# Task details
State how many lines of the data contain the word "this", and write nothing besides the number.

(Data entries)
--- START ---
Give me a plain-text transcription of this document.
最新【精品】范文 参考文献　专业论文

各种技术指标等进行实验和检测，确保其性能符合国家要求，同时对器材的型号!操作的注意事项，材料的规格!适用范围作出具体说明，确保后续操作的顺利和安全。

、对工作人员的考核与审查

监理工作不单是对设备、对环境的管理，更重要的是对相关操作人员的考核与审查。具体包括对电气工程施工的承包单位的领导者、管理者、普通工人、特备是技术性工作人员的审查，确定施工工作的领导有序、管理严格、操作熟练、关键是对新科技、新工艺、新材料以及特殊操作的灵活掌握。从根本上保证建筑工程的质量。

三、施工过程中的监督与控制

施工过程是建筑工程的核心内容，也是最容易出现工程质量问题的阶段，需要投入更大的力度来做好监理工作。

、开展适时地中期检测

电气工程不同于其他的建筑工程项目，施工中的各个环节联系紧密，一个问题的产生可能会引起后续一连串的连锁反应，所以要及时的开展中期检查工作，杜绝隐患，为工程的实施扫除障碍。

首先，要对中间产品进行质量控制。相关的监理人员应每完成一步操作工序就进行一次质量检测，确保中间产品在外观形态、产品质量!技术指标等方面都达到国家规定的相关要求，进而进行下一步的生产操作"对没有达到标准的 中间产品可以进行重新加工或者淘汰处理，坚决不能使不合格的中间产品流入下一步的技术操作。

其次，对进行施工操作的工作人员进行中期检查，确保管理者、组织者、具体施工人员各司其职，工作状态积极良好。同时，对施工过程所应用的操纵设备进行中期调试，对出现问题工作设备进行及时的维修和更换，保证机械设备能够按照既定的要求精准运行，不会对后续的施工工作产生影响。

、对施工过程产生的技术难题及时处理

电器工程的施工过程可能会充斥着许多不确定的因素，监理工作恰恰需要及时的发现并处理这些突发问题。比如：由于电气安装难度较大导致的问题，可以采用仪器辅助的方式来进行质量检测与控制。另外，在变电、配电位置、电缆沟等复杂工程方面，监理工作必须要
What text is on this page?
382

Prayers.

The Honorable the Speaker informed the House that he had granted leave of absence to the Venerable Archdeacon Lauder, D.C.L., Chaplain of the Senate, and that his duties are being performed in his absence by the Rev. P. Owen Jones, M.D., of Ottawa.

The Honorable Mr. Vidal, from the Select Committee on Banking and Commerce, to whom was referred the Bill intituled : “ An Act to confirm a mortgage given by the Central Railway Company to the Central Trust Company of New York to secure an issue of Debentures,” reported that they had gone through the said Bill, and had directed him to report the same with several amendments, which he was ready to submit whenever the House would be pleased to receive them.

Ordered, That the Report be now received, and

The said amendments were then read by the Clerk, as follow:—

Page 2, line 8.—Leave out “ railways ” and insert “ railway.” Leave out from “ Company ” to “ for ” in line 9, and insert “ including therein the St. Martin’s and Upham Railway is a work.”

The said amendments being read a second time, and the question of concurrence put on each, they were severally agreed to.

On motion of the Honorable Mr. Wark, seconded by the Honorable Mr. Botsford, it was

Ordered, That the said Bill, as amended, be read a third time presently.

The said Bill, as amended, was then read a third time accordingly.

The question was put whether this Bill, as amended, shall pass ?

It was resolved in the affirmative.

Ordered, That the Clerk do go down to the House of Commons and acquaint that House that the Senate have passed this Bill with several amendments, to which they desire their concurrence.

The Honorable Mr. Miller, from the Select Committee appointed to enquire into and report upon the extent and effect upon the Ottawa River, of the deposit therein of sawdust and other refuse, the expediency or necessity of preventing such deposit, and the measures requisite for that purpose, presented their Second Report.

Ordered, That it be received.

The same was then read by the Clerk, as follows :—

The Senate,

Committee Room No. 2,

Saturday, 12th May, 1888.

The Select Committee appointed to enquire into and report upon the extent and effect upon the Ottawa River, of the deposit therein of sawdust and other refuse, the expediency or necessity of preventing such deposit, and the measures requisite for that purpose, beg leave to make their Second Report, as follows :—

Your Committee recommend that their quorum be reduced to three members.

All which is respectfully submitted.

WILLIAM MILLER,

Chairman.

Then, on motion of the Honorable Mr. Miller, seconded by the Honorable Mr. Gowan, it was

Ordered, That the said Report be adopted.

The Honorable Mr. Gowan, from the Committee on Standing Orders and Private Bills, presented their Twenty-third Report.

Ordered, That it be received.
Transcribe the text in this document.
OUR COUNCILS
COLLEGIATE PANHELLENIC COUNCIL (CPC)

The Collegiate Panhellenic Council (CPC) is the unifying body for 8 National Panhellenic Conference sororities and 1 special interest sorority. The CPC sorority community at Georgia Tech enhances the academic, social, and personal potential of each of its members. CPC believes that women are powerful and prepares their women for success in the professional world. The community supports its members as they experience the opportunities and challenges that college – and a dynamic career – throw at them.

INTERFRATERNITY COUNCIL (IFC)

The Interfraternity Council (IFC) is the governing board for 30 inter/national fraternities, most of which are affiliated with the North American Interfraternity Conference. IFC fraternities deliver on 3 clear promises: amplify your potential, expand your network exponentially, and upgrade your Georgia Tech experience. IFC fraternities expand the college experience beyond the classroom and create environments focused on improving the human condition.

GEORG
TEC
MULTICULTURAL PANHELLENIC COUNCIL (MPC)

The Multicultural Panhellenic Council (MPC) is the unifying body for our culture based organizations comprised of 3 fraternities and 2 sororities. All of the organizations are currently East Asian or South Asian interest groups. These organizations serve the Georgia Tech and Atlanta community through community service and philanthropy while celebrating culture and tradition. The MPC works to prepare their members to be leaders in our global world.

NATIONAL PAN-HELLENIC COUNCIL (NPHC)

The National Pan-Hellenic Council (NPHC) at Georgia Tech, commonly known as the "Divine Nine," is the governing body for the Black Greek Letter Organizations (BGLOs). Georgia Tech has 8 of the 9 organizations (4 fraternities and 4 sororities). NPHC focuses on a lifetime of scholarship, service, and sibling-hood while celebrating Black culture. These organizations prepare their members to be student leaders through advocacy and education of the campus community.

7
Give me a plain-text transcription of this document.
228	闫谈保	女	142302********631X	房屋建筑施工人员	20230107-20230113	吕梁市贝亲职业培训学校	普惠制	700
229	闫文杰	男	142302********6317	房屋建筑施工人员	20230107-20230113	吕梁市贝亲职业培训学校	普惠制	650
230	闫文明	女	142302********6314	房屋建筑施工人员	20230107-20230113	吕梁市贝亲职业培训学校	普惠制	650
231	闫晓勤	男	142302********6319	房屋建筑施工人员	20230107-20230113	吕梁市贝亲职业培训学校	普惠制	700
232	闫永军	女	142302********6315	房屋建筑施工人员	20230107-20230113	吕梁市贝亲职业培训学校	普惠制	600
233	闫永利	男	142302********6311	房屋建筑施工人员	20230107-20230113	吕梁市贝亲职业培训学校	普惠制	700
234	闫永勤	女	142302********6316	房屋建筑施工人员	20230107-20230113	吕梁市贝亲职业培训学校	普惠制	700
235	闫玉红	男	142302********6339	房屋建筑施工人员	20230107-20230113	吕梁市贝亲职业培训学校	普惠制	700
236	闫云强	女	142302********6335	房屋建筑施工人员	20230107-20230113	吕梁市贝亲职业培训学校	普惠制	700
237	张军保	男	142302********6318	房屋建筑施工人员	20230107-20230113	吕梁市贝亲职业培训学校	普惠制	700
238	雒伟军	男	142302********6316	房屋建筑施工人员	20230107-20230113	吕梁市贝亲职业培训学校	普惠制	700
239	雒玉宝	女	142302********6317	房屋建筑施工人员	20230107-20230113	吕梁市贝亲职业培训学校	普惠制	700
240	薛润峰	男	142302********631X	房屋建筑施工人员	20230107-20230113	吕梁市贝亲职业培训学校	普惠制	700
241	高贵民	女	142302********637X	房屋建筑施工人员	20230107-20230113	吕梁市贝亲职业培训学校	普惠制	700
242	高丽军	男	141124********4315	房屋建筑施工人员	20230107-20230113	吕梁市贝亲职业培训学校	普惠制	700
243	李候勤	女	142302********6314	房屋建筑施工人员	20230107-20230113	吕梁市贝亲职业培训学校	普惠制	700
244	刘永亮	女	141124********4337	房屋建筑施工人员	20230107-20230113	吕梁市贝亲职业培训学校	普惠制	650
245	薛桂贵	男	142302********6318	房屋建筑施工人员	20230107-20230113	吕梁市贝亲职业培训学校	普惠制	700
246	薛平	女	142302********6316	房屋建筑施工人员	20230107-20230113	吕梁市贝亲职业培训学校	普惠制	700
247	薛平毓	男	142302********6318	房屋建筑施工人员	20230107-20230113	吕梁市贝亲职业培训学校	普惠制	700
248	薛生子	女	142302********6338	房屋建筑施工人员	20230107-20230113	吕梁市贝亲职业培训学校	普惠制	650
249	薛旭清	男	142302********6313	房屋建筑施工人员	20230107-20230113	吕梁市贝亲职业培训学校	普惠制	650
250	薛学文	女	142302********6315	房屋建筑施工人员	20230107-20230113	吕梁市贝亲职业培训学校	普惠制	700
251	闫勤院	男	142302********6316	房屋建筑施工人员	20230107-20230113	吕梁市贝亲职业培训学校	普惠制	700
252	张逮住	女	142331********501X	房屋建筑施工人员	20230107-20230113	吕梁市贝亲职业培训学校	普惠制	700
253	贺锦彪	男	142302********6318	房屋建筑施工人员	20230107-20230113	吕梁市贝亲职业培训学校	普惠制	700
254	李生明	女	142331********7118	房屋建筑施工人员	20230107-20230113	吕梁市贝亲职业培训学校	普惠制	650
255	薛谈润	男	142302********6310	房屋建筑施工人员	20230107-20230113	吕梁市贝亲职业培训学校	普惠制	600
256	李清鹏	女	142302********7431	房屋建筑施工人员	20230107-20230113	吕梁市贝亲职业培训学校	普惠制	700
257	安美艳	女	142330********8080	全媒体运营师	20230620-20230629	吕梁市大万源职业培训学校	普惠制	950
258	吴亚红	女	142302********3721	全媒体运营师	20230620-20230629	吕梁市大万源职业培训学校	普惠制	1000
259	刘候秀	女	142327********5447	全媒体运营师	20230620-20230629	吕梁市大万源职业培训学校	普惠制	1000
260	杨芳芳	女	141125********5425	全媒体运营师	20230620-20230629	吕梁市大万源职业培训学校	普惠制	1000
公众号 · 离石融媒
--- END ---
# Exercise output
6